TASK DESCRIPTION: Return every line of the entries below unchanged, in the same order.

DATA TO USE:
#####
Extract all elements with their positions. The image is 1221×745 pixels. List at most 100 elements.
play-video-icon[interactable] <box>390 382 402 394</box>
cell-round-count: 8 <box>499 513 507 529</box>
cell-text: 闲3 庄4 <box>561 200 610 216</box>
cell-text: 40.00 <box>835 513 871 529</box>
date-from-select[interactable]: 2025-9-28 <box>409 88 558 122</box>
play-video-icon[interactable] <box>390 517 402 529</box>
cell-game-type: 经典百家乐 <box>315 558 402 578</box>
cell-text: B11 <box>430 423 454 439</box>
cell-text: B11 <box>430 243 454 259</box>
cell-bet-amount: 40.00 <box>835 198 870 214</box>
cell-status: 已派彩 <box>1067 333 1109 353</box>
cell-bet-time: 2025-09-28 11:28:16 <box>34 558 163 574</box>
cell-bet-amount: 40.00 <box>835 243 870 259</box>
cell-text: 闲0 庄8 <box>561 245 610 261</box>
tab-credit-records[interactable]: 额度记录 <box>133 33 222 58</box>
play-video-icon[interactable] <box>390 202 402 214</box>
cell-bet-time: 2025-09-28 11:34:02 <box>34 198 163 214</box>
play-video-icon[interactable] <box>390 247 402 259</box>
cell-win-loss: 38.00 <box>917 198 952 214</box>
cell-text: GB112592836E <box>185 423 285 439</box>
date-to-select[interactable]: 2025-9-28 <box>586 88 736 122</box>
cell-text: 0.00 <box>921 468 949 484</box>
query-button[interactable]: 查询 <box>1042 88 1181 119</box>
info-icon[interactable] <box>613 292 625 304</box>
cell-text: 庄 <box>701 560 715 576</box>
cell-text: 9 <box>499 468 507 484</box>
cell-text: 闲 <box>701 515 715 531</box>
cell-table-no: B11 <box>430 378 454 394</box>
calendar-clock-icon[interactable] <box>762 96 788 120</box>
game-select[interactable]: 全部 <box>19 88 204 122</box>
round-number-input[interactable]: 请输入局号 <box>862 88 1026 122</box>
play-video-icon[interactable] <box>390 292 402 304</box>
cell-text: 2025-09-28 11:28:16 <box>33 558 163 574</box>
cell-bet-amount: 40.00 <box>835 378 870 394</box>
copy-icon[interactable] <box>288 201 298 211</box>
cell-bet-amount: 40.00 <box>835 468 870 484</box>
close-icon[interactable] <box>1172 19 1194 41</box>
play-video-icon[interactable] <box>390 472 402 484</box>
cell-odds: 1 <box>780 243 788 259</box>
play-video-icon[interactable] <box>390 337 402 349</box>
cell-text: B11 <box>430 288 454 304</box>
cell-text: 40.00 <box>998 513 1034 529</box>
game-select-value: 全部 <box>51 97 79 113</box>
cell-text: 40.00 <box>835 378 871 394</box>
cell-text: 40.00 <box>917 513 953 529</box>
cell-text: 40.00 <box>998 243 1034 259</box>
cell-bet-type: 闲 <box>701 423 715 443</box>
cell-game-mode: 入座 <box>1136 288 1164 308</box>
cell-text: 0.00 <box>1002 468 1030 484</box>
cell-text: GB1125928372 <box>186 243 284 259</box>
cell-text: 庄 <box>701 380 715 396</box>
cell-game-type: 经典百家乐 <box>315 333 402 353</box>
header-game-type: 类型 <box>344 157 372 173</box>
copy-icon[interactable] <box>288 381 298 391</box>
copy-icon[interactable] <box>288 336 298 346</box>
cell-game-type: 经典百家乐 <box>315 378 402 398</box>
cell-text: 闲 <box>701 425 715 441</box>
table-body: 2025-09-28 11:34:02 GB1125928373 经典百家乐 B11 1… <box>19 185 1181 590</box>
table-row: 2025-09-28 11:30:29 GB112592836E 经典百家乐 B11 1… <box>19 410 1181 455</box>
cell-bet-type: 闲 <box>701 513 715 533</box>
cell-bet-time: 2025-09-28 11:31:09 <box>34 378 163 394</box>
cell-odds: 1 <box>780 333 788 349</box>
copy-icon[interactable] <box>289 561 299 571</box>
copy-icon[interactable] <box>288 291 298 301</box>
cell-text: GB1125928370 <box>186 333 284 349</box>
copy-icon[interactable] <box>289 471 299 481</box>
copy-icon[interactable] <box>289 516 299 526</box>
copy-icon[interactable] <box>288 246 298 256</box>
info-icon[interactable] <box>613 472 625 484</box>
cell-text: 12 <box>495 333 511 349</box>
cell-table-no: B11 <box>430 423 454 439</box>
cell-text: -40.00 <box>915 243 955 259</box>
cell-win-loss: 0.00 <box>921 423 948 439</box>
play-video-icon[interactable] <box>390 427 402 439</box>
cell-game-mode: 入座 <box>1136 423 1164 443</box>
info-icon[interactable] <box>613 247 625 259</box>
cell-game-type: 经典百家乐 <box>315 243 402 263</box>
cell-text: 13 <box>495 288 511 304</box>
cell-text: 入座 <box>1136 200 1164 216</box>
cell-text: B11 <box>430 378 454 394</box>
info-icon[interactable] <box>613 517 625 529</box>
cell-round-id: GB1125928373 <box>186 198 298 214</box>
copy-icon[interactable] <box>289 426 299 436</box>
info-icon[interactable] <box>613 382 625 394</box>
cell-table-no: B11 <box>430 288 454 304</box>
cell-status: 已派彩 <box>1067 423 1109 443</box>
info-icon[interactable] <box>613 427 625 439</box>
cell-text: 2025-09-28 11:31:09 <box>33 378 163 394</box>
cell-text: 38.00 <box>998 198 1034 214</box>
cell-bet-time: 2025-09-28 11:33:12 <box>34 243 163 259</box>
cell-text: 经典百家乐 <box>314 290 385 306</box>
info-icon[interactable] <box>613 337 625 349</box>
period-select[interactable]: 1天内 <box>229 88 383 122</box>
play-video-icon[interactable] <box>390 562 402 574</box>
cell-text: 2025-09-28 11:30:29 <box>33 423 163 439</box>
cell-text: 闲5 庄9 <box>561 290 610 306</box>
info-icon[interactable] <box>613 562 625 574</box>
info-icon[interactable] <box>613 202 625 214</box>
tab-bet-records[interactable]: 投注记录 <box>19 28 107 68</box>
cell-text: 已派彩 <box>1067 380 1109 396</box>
#####
TASK RESPONSE:
Extract all elements with their positions. The image is 1221×745 pixels. List at most 100 elements.
play-video-icon[interactable] <box>390 382 402 394</box>
cell-round-count: 8 <box>499 513 507 529</box>
cell-text: 闲3 庄4 <box>561 200 610 216</box>
cell-text: 40.00 <box>835 513 871 529</box>
date-from-select[interactable]: 2025-9-28 <box>409 88 558 122</box>
play-video-icon[interactable] <box>390 517 402 529</box>
cell-game-type: 经典百家乐 <box>315 558 402 578</box>
cell-text: B11 <box>430 423 454 439</box>
cell-text: B11 <box>430 243 454 259</box>
cell-bet-amount: 40.00 <box>835 198 870 214</box>
cell-status: 已派彩 <box>1067 333 1109 353</box>
cell-bet-time: 2025-09-28 11:28:16 <box>34 558 163 574</box>
cell-bet-amount: 40.00 <box>835 243 870 259</box>
cell-text: 闲0 庄8 <box>561 245 610 261</box>
tab-credit-records[interactable]: 额度记录 <box>133 33 222 58</box>
play-video-icon[interactable] <box>390 202 402 214</box>
cell-bet-time: 2025-09-28 11:34:02 <box>34 198 163 214</box>
play-video-icon[interactable] <box>390 247 402 259</box>
cell-win-loss: 38.00 <box>917 198 952 214</box>
cell-text: GB112592836E <box>185 423 285 439</box>
date-to-select[interactable]: 2025-9-28 <box>586 88 736 122</box>
cell-text: 0.00 <box>921 468 949 484</box>
query-button[interactable]: 查询 <box>1042 88 1181 119</box>
info-icon[interactable] <box>613 292 625 304</box>
cell-text: 庄 <box>701 560 715 576</box>
cell-text: 9 <box>499 468 507 484</box>
cell-text: 闲 <box>701 515 715 531</box>
cell-table-no: B11 <box>430 378 454 394</box>
calendar-clock-icon[interactable] <box>762 96 788 120</box>
game-select[interactable]: 全部 <box>19 88 204 122</box>
round-number-input[interactable]: 请输入局号 <box>862 88 1026 122</box>
play-video-icon[interactable] <box>390 292 402 304</box>
cell-text: 2025-09-28 11:28:16 <box>33 558 163 574</box>
cell-bet-amount: 40.00 <box>835 378 870 394</box>
copy-icon[interactable] <box>288 201 298 211</box>
cell-bet-amount: 40.00 <box>835 468 870 484</box>
close-icon[interactable] <box>1172 19 1194 41</box>
play-video-icon[interactable] <box>390 472 402 484</box>
cell-odds: 1 <box>780 243 788 259</box>
play-video-icon[interactable] <box>390 337 402 349</box>
cell-text: B11 <box>430 288 454 304</box>
cell-text: 40.00 <box>998 513 1034 529</box>
game-select-value: 全部 <box>51 97 79 113</box>
cell-text: 40.00 <box>835 378 871 394</box>
cell-text: 40.00 <box>917 513 953 529</box>
cell-text: 40.00 <box>998 243 1034 259</box>
cell-bet-type: 闲 <box>701 423 715 443</box>
cell-game-mode: 入座 <box>1136 288 1164 308</box>
cell-text: 0.00 <box>1002 468 1030 484</box>
cell-text: GB1125928372 <box>186 243 284 259</box>
cell-text: 庄 <box>701 380 715 396</box>
cell-game-type: 经典百家乐 <box>315 333 402 353</box>
header-game-type: 类型 <box>344 157 372 173</box>
copy-icon[interactable] <box>288 381 298 391</box>
copy-icon[interactable] <box>288 336 298 346</box>
cell-game-type: 经典百家乐 <box>315 378 402 398</box>
cell-text: 闲 <box>701 425 715 441</box>
table-body: 2025-09-28 11:34:02 GB1125928373 经典百家乐 B11 1… <box>19 185 1181 590</box>
table-row: 2025-09-28 11:30:29 GB112592836E 经典百家乐 B11 1… <box>19 410 1181 455</box>
cell-bet-type: 闲 <box>701 513 715 533</box>
cell-bet-time: 2025-09-28 11:31:09 <box>34 378 163 394</box>
cell-odds: 1 <box>780 333 788 349</box>
copy-icon[interactable] <box>289 561 299 571</box>
copy-icon[interactable] <box>288 291 298 301</box>
cell-text: GB1125928370 <box>186 333 284 349</box>
copy-icon[interactable] <box>289 471 299 481</box>
copy-icon[interactable] <box>289 516 299 526</box>
copy-icon[interactable] <box>288 246 298 256</box>
info-icon[interactable] <box>613 472 625 484</box>
cell-text: 12 <box>495 333 511 349</box>
cell-table-no: B11 <box>430 423 454 439</box>
cell-text: -40.00 <box>915 243 955 259</box>
cell-win-loss: 0.00 <box>921 423 948 439</box>
play-video-icon[interactable] <box>390 427 402 439</box>
cell-game-mode: 入座 <box>1136 423 1164 443</box>
info-icon[interactable] <box>613 247 625 259</box>
cell-game-type: 经典百家乐 <box>315 243 402 263</box>
cell-text: 13 <box>495 288 511 304</box>
cell-text: 入座 <box>1136 200 1164 216</box>
cell-text: B11 <box>430 378 454 394</box>
info-icon[interactable] <box>613 517 625 529</box>
cell-round-id: GB1125928373 <box>186 198 298 214</box>
copy-icon[interactable] <box>289 426 299 436</box>
info-icon[interactable] <box>613 382 625 394</box>
cell-table-no: B11 <box>430 288 454 304</box>
cell-status: 已派彩 <box>1067 423 1109 443</box>
info-icon[interactable] <box>613 427 625 439</box>
cell-text: 2025-09-28 11:31:09 <box>33 378 163 394</box>
cell-text: 38.00 <box>998 198 1034 214</box>
cell-bet-time: 2025-09-28 11:33:12 <box>34 243 163 259</box>
cell-text: 经典百家乐 <box>314 290 385 306</box>
info-icon[interactable] <box>613 337 625 349</box>
period-select[interactable]: 1天内 <box>229 88 383 122</box>
play-video-icon[interactable] <box>390 562 402 574</box>
cell-text: 2025-09-28 11:30:29 <box>33 423 163 439</box>
cell-text: 闲5 庄9 <box>561 290 610 306</box>
info-icon[interactable] <box>613 562 625 574</box>
info-icon[interactable] <box>613 202 625 214</box>
tab-bet-records[interactable]: 投注记录 <box>19 28 107 68</box>
cell-text: 已派彩 <box>1067 380 1109 396</box>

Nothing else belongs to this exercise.